* **EXTRACTED ENTRIES**
· · · · ·
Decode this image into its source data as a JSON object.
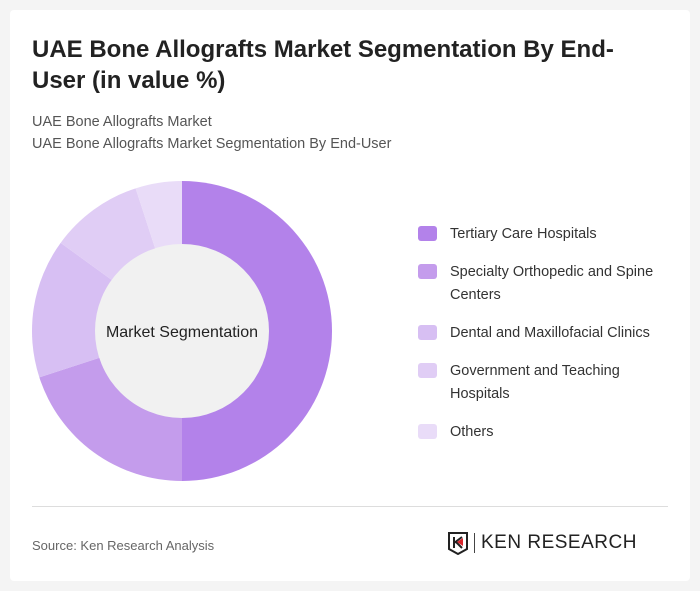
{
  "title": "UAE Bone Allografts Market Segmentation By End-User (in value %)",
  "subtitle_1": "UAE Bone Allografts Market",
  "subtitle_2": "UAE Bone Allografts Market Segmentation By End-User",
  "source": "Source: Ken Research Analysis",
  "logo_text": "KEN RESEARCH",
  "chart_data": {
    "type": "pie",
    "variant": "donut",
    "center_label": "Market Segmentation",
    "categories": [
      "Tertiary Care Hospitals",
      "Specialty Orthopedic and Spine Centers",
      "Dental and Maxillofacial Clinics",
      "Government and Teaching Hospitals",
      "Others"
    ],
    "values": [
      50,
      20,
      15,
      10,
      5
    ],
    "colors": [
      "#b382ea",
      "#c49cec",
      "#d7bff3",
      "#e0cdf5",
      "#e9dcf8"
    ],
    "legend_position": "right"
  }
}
· · · · ·
* **WORK REQUIRED**
Above are the records. Identify each line that contains the word "source".

* **FINAL ANSWER**
Decode this image into its source data as a JSON object.
  "source": "Source: Ken Research Analysis",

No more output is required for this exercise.